* [DIRECTIONS] Reproduce all records exactly.

* [Records from a dataset]
----------------------------------------

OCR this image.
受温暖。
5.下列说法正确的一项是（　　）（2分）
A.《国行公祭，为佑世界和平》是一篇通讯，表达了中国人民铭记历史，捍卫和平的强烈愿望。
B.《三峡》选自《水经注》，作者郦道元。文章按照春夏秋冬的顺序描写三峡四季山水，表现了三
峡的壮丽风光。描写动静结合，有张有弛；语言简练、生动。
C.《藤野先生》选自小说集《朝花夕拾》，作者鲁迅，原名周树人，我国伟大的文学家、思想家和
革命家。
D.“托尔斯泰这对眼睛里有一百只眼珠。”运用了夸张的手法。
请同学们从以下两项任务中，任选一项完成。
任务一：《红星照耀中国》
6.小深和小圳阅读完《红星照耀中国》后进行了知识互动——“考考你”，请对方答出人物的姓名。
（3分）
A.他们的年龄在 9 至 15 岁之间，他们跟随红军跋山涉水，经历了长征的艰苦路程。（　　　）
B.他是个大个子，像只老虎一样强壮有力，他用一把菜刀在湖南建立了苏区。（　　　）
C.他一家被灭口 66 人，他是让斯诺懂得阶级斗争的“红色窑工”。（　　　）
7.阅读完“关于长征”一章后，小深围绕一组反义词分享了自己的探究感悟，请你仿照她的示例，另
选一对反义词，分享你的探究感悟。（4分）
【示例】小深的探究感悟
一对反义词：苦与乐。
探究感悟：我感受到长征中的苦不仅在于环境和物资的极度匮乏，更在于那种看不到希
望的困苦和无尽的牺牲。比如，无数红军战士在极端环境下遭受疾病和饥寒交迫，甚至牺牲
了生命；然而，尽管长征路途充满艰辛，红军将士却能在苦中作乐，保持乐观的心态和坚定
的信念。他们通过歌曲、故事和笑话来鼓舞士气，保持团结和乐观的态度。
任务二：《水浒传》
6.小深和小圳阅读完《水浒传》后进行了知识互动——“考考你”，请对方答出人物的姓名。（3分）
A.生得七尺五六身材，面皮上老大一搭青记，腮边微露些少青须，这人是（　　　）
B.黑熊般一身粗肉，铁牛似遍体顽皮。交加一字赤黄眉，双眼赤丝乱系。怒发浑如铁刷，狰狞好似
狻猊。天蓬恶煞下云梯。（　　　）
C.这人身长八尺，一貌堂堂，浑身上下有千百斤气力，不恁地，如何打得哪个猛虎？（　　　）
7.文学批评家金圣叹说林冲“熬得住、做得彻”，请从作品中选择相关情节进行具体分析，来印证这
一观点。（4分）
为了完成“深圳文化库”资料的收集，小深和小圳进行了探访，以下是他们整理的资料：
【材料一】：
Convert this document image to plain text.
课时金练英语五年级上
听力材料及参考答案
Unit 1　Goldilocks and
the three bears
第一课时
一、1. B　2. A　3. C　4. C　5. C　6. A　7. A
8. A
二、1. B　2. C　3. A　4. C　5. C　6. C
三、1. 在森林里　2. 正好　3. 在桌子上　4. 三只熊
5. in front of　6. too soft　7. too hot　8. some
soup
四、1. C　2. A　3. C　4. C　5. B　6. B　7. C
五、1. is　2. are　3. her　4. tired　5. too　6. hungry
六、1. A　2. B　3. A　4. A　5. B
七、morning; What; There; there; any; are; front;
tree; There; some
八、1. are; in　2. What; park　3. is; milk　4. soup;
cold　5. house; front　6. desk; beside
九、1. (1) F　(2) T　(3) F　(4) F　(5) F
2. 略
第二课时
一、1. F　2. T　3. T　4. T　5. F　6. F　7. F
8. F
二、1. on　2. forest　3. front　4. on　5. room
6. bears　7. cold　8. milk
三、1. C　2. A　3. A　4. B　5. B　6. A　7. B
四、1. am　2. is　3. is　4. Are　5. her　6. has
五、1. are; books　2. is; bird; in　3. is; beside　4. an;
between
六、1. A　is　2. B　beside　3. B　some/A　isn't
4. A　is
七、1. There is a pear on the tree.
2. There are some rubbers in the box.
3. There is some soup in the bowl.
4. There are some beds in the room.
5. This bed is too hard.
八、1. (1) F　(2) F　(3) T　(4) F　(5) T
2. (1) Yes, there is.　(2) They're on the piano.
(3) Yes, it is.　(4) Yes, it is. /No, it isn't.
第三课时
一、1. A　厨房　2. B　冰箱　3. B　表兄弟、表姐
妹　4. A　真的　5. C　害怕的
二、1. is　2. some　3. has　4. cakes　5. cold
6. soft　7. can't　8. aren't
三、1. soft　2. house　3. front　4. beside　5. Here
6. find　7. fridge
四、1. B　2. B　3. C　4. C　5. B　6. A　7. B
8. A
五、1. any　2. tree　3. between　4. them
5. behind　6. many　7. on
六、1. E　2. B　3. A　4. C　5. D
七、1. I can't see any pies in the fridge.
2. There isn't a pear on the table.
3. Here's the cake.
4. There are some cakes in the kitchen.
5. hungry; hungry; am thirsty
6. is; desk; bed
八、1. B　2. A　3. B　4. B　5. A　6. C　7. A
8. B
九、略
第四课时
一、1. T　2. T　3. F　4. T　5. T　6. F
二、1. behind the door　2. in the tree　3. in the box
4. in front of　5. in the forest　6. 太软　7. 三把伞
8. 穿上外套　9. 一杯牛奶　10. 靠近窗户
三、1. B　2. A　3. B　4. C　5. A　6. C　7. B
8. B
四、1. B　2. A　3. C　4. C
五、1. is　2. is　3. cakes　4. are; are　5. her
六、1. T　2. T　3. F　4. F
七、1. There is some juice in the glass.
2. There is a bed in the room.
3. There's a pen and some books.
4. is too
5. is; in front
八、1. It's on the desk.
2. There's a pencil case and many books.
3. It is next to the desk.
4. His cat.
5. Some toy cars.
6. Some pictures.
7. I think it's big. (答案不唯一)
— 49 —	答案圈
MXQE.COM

----------------------------------------

* [OUTPUT BELOW]
OCR this image.
受温暖。
5.下列说法正确的一项是（　　）（2分）
A.《国行公祭，为佑世界和平》是一篇通讯，表达了中国人民铭记历史，捍卫和平的强烈愿望。
B.《三峡》选自《水经注》，作者郦道元。文章按照春夏秋冬的顺序描写三峡四季山水，表现了三
峡的壮丽风光。描写动静结合，有张有弛；语言简练、生动。
C.《藤野先生》选自小说集《朝花夕拾》，作者鲁迅，原名周树人，我国伟大的文学家、思想家和
革命家。
D.“托尔斯泰这对眼睛里有一百只眼珠。”运用了夸张的手法。
请同学们从以下两项任务中，任选一项完成。
任务一：《红星照耀中国》
6.小深和小圳阅读完《红星照耀中国》后进行了知识互动——“考考你”，请对方答出人物的姓名。
（3分）
A.他们的年龄在 9 至 15 岁之间，他们跟随红军跋山涉水，经历了长征的艰苦路程。（　　　）
B.他是个大个子，像只老虎一样强壮有力，他用一把菜刀在湖南建立了苏区。（　　　）
C.他一家被灭口 66 人，他是让斯诺懂得阶级斗争的“红色窑工”。（　　　）
7.阅读完“关于长征”一章后，小深围绕一组反义词分享了自己的探究感悟，请你仿照她的示例，另
选一对反义词，分享你的探究感悟。（4分）
【示例】小深的探究感悟
一对反义词：苦与乐。
探究感悟：我感受到长征中的苦不仅在于环境和物资的极度匮乏，更在于那种看不到希
望的困苦和无尽的牺牲。比如，无数红军战士在极端环境下遭受疾病和饥寒交迫，甚至牺牲
了生命；然而，尽管长征路途充满艰辛，红军将士却能在苦中作乐，保持乐观的心态和坚定
的信念。他们通过歌曲、故事和笑话来鼓舞士气，保持团结和乐观的态度。
任务二：《水浒传》
6.小深和小圳阅读完《水浒传》后进行了知识互动——“考考你”，请对方答出人物的姓名。（3分）
A.生得七尺五六身材，面皮上老大一搭青记，腮边微露些少青须，这人是（　　　）
B.黑熊般一身粗肉，铁牛似遍体顽皮。交加一字赤黄眉，双眼赤丝乱系。怒发浑如铁刷，狰狞好似
狻猊。天蓬恶煞下云梯。（　　　）
C.这人身长八尺，一貌堂堂，浑身上下有千百斤气力，不恁地，如何打得哪个猛虎？（　　　）
7.文学批评家金圣叹说林冲“熬得住、做得彻”，请从作品中选择相关情节进行具体分析，来印证这
一观点。（4分）
为了完成“深圳文化库”资料的收集，小深和小圳进行了探访，以下是他们整理的资料：
【材料一】：
Convert this document image to plain text.
课时金练英语五年级上
听力材料及参考答案
Unit 1　Goldilocks and
the three bears
第一课时
一、1. B　2. A　3. C　4. C　5. C　6. A　7. A
8. A
二、1. B　2. C　3. A　4. C　5. C　6. C
三、1. 在森林里　2. 正好　3. 在桌子上　4. 三只熊
5. in front of　6. too soft　7. too hot　8. some
soup
四、1. C　2. A　3. C　4. C　5. B　6. B　7. C
五、1. is　2. are　3. her　4. tired　5. too　6. hungry
六、1. A　2. B　3. A　4. A　5. B
七、morning; What; There; there; any; are; front;
tree; There; some
八、1. are; in　2. What; park　3. is; milk　4. soup;
cold　5. house; front　6. desk; beside
九、1. (1) F　(2) T　(3) F　(4) F　(5) F
2. 略
第二课时
一、1. F　2. T　3. T　4. T　5. F　6. F　7. F
8. F
二、1. on　2. forest　3. front　4. on　5. room
6. bears　7. cold　8. milk
三、1. C　2. A　3. A　4. B　5. B　6. A　7. B
四、1. am　2. is　3. is　4. Are　5. her　6. has
五、1. are; books　2. is; bird; in　3. is; beside　4. an;
between
六、1. A　is　2. B　beside　3. B　some/A　isn't
4. A　is
七、1. There is a pear on the tree.
2. There are some rubbers in the box.
3. There is some soup in the bowl.
4. There are some beds in the room.
5. This bed is too hard.
八、1. (1) F　(2) F　(3) T　(4) F　(5) T
2. (1) Yes, there is.　(2) They're on the piano.
(3) Yes, it is.　(4) Yes, it is. /No, it isn't.
第三课时
一、1. A　厨房　2. B　冰箱　3. B　表兄弟、表姐
妹　4. A　真的　5. C　害怕的
二、1. is　2. some　3. has　4. cakes　5. cold
6. soft　7. can't　8. aren't
三、1. soft　2. house　3. front　4. beside　5. Here
6. find　7. fridge
四、1. B　2. B　3. C　4. C　5. B　6. A　7. B
8. A
五、1. any　2. tree　3. between　4. them
5. behind　6. many　7. on
六、1. E　2. B　3. A　4. C　5. D
七、1. I can't see any pies in the fridge.
2. There isn't a pear on the table.
3. Here's the cake.
4. There are some cakes in the kitchen.
5. hungry; hungry; am thirsty
6. is; desk; bed
八、1. B　2. A　3. B　4. B　5. A　6. C　7. A
8. B
九、略
第四课时
一、1. T　2. T　3. F　4. T　5. T　6. F
二、1. behind the door　2. in the tree　3. in the box
4. in front of　5. in the forest　6. 太软　7. 三把伞
8. 穿上外套　9. 一杯牛奶　10. 靠近窗户
三、1. B　2. A　3. B　4. C　5. A　6. C　7. B
8. B
四、1. B　2. A　3. C　4. C
五、1. is　2. is　3. cakes　4. are; are　5. her
六、1. T　2. T　3. F　4. F
七、1. There is some juice in the glass.
2. There is a bed in the room.
3. There's a pen and some books.
4. is too
5. is; in front
八、1. It's on the desk.
2. There's a pencil case and many books.
3. It is next to the desk.
4. His cat.
5. Some toy cars.
6. Some pictures.
7. I think it's big. (答案不唯一)
— 49 —	答案圈
MXQE.COM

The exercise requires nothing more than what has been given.